## Goal
Identify each line below containing the string "GradSchoolZero" and copy it.
___ Provided records
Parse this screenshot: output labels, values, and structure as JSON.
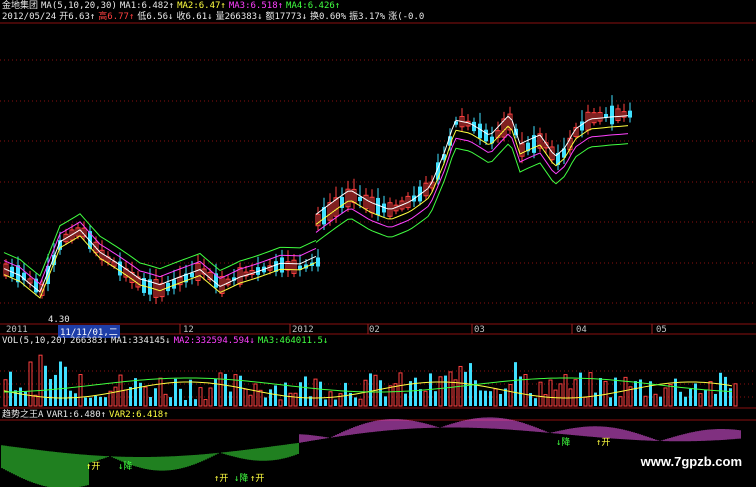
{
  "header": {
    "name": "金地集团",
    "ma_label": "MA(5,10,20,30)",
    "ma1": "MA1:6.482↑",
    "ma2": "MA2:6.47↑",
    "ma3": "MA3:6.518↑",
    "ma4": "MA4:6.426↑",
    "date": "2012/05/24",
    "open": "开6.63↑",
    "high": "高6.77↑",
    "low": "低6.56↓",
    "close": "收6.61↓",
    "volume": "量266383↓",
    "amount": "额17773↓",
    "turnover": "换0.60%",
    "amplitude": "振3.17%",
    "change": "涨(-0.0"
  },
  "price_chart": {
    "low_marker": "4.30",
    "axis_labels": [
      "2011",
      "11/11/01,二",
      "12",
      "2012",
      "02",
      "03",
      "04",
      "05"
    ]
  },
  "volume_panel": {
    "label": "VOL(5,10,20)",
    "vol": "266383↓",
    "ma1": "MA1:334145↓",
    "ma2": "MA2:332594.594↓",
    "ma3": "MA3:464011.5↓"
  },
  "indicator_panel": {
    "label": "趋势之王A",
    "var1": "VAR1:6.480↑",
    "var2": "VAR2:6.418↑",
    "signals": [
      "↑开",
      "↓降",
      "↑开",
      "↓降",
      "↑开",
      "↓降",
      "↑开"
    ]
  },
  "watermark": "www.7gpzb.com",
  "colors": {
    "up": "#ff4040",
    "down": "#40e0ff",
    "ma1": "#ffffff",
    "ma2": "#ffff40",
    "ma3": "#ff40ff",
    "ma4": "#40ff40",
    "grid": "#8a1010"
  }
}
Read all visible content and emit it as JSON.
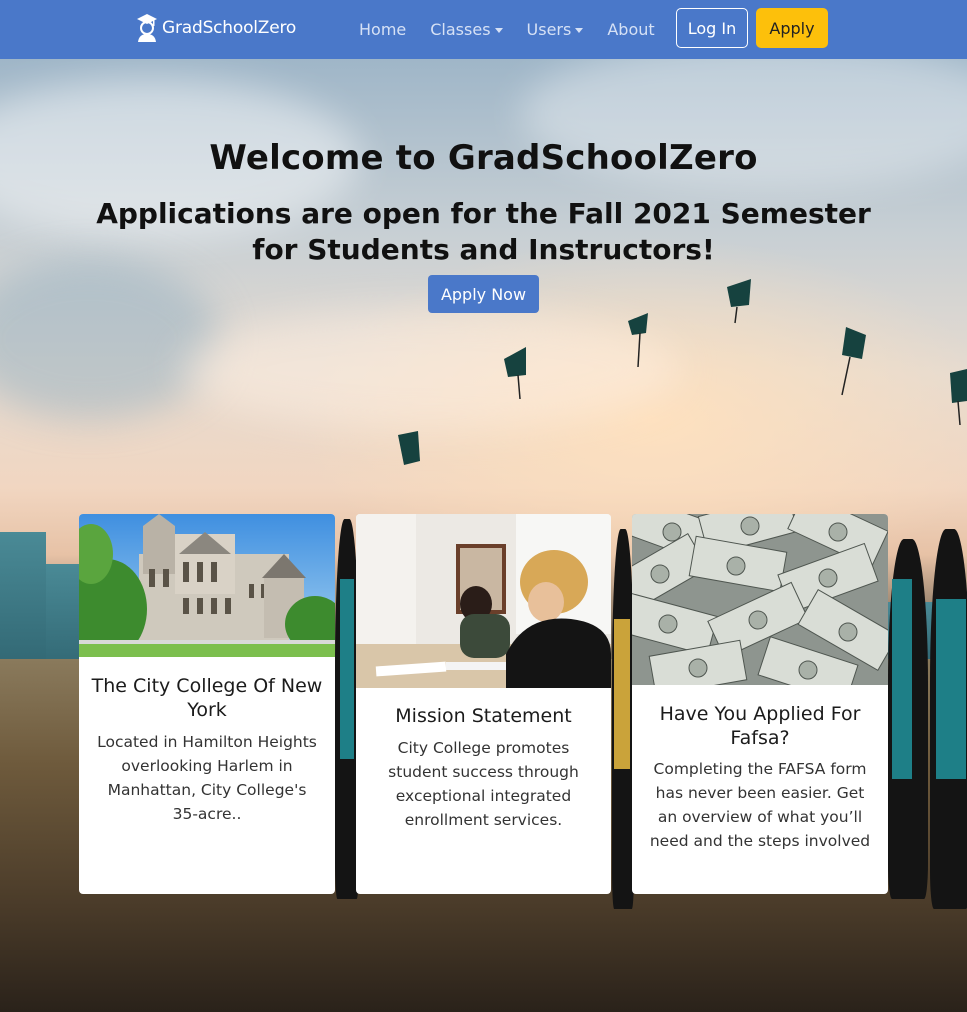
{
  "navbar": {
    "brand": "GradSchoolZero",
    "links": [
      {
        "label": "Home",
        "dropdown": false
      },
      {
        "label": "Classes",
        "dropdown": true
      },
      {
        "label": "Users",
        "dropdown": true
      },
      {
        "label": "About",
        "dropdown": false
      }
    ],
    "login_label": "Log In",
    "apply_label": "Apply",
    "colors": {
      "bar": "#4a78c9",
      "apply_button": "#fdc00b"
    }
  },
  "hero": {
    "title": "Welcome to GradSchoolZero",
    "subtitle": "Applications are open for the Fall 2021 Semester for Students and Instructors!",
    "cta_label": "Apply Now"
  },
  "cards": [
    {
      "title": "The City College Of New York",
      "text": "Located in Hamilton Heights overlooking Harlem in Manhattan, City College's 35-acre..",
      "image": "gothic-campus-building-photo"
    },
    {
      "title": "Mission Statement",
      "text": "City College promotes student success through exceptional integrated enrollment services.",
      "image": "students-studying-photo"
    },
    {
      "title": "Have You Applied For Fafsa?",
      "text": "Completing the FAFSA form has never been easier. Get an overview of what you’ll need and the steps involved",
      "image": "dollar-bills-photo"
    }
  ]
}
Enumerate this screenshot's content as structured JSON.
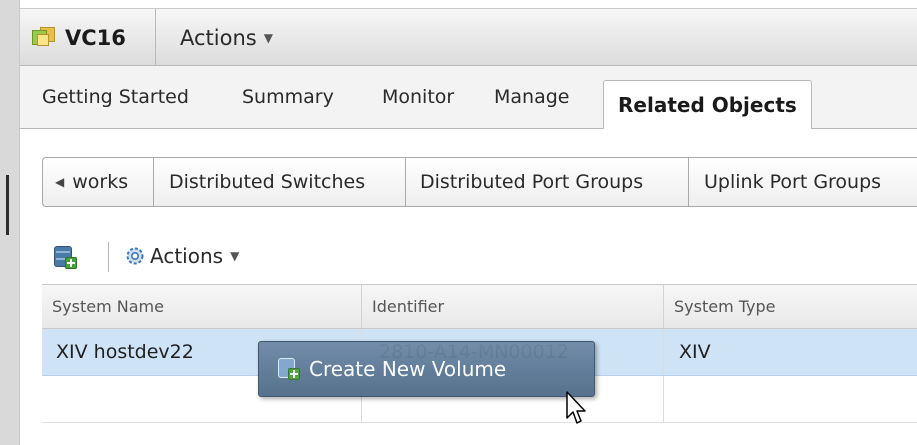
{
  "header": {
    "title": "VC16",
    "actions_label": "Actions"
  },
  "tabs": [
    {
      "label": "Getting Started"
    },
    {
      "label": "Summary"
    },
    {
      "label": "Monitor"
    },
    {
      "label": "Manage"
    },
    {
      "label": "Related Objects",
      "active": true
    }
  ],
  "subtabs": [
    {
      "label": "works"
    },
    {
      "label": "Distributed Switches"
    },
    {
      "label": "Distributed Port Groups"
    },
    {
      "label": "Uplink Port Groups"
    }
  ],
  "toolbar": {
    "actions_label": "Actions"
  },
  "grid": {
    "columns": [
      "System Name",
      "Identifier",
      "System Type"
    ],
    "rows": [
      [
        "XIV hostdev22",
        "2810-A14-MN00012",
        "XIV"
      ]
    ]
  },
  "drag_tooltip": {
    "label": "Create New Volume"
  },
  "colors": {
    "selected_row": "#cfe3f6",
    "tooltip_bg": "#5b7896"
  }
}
______
## Exercise output
    "brand": "GradSchoolZero",
    "title": "Welcome to GradSchoolZero",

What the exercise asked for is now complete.